(Stored entries)

──────────

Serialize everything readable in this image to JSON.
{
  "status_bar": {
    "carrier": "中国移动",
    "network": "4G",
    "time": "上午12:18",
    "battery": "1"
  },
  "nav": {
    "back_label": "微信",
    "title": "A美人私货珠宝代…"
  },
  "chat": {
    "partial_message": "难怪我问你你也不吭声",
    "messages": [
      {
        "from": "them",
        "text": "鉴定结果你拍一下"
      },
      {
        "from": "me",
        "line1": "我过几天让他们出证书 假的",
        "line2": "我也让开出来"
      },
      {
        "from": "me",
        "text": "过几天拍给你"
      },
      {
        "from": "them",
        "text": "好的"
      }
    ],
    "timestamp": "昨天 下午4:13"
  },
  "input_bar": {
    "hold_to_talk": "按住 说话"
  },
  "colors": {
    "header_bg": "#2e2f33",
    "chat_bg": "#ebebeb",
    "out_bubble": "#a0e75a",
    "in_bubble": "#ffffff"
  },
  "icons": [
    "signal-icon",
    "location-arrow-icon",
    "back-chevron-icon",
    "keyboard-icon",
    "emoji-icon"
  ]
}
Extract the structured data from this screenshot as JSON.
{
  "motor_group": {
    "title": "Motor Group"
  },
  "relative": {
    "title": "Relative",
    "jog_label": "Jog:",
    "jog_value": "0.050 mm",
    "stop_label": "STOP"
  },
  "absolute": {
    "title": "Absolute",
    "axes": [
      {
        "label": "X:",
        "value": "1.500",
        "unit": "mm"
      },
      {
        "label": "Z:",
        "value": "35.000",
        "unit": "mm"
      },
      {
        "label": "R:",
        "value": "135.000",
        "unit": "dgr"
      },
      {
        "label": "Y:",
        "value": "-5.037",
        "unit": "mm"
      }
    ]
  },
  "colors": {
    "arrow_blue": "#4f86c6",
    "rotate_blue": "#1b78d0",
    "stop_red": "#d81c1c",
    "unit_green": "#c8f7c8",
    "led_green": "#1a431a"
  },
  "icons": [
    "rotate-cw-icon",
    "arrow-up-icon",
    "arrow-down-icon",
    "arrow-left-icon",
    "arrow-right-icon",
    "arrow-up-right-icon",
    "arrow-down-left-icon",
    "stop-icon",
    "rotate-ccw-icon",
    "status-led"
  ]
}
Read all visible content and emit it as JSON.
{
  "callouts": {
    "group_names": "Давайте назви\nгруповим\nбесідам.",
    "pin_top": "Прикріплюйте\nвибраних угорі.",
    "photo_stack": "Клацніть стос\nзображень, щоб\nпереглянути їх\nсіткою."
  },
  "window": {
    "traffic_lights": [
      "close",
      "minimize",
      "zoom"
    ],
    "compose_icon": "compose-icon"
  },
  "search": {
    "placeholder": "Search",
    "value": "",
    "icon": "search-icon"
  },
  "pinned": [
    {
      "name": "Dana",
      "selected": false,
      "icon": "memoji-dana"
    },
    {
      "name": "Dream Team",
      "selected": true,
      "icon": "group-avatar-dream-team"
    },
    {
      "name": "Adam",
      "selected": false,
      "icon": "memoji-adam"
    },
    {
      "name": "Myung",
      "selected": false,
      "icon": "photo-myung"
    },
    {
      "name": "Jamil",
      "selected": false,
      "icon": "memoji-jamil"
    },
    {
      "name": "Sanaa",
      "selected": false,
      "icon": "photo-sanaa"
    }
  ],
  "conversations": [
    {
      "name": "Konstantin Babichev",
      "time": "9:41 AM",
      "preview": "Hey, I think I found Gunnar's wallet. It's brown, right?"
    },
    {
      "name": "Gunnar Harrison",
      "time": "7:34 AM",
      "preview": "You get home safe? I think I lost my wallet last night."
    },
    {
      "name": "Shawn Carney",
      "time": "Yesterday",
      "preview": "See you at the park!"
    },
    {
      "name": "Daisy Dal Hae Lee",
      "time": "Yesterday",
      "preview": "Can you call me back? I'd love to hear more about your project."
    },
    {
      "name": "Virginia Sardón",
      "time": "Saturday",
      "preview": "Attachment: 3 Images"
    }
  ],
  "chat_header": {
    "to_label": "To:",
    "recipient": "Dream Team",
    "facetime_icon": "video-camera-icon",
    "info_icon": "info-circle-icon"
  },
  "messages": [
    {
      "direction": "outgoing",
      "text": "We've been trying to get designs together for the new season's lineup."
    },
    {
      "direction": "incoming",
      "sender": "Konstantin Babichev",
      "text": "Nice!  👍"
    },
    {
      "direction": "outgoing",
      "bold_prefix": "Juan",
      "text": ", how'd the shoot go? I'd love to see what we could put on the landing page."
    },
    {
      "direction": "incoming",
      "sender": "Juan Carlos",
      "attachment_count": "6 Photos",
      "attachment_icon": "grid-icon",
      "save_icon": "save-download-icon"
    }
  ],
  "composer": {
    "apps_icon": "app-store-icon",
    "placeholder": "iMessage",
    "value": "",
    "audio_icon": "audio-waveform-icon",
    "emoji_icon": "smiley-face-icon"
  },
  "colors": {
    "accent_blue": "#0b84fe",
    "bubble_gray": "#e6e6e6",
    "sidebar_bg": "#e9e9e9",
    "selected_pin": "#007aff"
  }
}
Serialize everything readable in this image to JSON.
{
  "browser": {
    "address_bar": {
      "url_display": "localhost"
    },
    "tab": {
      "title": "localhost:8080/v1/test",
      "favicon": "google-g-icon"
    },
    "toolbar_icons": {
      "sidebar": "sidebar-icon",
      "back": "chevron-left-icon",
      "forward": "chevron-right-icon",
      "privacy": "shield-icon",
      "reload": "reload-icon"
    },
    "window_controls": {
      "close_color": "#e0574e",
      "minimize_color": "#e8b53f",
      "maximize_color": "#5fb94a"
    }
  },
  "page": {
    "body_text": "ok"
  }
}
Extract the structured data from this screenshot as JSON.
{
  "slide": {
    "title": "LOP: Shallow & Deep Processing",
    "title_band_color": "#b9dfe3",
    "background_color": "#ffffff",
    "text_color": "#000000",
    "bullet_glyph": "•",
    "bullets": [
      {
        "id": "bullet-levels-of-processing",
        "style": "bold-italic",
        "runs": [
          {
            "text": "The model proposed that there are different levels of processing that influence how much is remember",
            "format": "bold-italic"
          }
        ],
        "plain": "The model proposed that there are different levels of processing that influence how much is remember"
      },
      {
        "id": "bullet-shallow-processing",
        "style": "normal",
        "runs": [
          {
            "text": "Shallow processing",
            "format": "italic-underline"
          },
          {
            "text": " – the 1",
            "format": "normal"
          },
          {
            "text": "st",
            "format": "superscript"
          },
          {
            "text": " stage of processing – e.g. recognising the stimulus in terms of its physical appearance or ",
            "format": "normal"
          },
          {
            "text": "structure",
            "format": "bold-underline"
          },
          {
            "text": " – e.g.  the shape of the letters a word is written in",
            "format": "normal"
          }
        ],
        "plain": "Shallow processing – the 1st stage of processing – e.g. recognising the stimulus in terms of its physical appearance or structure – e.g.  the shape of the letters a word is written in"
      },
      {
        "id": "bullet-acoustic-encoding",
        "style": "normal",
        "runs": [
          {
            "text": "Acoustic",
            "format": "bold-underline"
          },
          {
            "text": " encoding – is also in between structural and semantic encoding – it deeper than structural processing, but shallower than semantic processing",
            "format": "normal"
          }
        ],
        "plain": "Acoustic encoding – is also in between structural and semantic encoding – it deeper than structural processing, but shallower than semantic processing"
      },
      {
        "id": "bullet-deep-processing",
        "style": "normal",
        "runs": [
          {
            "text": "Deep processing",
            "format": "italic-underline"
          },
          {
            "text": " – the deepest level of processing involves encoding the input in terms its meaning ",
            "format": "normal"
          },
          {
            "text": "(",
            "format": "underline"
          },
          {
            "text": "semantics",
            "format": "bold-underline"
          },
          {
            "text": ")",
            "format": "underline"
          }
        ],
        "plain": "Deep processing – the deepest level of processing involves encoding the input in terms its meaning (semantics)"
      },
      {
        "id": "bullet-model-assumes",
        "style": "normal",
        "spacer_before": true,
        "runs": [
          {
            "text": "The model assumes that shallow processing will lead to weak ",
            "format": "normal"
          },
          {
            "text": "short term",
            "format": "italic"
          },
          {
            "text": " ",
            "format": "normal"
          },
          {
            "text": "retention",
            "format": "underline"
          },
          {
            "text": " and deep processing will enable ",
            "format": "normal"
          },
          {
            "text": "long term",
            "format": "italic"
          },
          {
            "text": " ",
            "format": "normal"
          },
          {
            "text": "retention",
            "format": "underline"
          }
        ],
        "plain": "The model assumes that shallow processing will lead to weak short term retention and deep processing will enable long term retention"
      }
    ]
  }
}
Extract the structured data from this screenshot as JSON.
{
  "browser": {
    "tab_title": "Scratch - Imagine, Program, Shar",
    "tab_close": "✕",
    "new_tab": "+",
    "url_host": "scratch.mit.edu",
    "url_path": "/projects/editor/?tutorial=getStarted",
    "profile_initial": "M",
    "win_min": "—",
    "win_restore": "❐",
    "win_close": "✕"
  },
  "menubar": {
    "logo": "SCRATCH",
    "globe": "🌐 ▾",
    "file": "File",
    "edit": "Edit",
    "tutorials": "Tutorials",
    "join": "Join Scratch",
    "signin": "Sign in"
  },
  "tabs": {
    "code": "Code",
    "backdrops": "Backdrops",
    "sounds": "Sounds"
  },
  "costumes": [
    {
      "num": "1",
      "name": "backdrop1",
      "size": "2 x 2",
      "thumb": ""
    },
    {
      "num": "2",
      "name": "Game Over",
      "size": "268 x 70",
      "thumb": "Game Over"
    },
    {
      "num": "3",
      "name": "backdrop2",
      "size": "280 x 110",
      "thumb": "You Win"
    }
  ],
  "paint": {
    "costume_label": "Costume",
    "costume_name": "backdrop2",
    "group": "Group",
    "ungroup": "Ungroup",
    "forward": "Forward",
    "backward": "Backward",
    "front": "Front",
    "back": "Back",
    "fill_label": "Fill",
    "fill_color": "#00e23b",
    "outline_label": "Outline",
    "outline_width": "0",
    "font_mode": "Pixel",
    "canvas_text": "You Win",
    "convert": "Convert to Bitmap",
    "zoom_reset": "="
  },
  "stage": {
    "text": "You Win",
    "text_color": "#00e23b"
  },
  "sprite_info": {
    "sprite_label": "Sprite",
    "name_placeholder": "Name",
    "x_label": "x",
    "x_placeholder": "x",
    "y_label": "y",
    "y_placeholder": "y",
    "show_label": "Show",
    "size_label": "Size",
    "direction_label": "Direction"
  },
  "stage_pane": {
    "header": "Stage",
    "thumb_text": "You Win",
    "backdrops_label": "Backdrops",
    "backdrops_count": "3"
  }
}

──────────

Written problem |
Of all the lines in the entries, how many contain the word "structural"? Give only the number.

Written solution |
2